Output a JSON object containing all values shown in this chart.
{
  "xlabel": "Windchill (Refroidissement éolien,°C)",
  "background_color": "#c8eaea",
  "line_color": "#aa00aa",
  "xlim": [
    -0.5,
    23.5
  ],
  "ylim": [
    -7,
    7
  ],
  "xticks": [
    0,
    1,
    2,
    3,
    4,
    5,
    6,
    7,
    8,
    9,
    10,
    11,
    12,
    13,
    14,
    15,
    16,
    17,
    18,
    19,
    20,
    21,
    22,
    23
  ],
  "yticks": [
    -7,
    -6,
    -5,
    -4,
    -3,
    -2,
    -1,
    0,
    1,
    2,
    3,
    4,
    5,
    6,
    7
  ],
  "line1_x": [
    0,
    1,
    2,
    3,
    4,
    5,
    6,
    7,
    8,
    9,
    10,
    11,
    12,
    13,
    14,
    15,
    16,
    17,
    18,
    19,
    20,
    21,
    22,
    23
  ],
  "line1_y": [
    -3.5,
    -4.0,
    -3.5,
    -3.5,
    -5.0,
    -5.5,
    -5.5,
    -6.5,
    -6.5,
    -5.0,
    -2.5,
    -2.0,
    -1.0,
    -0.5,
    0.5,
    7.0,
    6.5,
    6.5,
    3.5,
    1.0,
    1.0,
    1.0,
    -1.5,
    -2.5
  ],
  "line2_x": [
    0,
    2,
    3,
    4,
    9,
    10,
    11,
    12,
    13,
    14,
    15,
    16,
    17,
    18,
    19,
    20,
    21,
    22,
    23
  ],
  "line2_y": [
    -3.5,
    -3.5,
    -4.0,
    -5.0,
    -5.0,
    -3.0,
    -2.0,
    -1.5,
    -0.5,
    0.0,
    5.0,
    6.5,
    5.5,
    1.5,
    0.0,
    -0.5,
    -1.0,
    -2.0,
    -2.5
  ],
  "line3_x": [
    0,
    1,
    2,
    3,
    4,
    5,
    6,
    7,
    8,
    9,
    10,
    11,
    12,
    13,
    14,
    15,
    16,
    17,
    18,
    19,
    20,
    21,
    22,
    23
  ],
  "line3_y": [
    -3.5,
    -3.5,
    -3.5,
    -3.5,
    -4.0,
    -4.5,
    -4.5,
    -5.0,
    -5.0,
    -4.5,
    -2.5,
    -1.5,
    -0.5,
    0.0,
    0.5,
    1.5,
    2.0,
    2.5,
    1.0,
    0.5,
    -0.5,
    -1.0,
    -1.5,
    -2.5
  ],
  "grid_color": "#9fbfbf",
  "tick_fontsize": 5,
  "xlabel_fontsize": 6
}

# [TASK DIRECTIONS]
Return the listing above in full, character for character.

# [PROBLEM SOLUTION]
Output a JSON object containing all values shown in this chart.
{
  "xlabel": "Windchill (Refroidissement éolien,°C)",
  "background_color": "#c8eaea",
  "line_color": "#aa00aa",
  "xlim": [
    -0.5,
    23.5
  ],
  "ylim": [
    -7,
    7
  ],
  "xticks": [
    0,
    1,
    2,
    3,
    4,
    5,
    6,
    7,
    8,
    9,
    10,
    11,
    12,
    13,
    14,
    15,
    16,
    17,
    18,
    19,
    20,
    21,
    22,
    23
  ],
  "yticks": [
    -7,
    -6,
    -5,
    -4,
    -3,
    -2,
    -1,
    0,
    1,
    2,
    3,
    4,
    5,
    6,
    7
  ],
  "line1_x": [
    0,
    1,
    2,
    3,
    4,
    5,
    6,
    7,
    8,
    9,
    10,
    11,
    12,
    13,
    14,
    15,
    16,
    17,
    18,
    19,
    20,
    21,
    22,
    23
  ],
  "line1_y": [
    -3.5,
    -4.0,
    -3.5,
    -3.5,
    -5.0,
    -5.5,
    -5.5,
    -6.5,
    -6.5,
    -5.0,
    -2.5,
    -2.0,
    -1.0,
    -0.5,
    0.5,
    7.0,
    6.5,
    6.5,
    3.5,
    1.0,
    1.0,
    1.0,
    -1.5,
    -2.5
  ],
  "line2_x": [
    0,
    2,
    3,
    4,
    9,
    10,
    11,
    12,
    13,
    14,
    15,
    16,
    17,
    18,
    19,
    20,
    21,
    22,
    23
  ],
  "line2_y": [
    -3.5,
    -3.5,
    -4.0,
    -5.0,
    -5.0,
    -3.0,
    -2.0,
    -1.5,
    -0.5,
    0.0,
    5.0,
    6.5,
    5.5,
    1.5,
    0.0,
    -0.5,
    -1.0,
    -2.0,
    -2.5
  ],
  "line3_x": [
    0,
    1,
    2,
    3,
    4,
    5,
    6,
    7,
    8,
    9,
    10,
    11,
    12,
    13,
    14,
    15,
    16,
    17,
    18,
    19,
    20,
    21,
    22,
    23
  ],
  "line3_y": [
    -3.5,
    -3.5,
    -3.5,
    -3.5,
    -4.0,
    -4.5,
    -4.5,
    -5.0,
    -5.0,
    -4.5,
    -2.5,
    -1.5,
    -0.5,
    0.0,
    0.5,
    1.5,
    2.0,
    2.5,
    1.0,
    0.5,
    -0.5,
    -1.0,
    -1.5,
    -2.5
  ],
  "grid_color": "#9fbfbf",
  "tick_fontsize": 5,
  "xlabel_fontsize": 6
}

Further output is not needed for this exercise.